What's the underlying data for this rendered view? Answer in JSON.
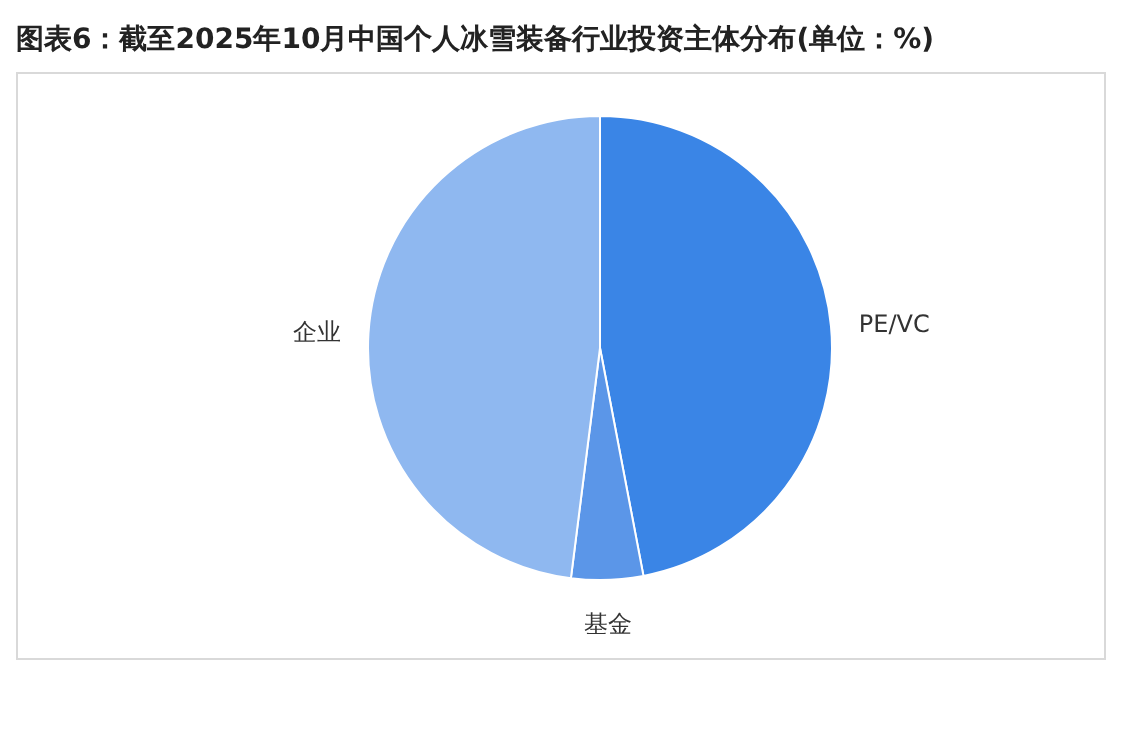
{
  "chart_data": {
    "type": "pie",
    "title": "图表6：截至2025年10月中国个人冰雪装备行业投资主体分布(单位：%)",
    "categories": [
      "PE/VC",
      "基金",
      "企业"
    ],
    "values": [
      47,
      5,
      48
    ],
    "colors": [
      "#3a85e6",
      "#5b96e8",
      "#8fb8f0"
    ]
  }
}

-*-*-

Given instruction: All of the material above is to be copied exactly, except for its images.

Task response:
What's the underlying data for this rendered view? Answer in JSON.
{
  "chart_data": {
    "type": "pie",
    "title": "图表6：截至2025年10月中国个人冰雪装备行业投资主体分布(单位：%)",
    "categories": [
      "PE/VC",
      "基金",
      "企业"
    ],
    "values": [
      47,
      5,
      48
    ],
    "colors": [
      "#3a85e6",
      "#5b96e8",
      "#8fb8f0"
    ]
  }
}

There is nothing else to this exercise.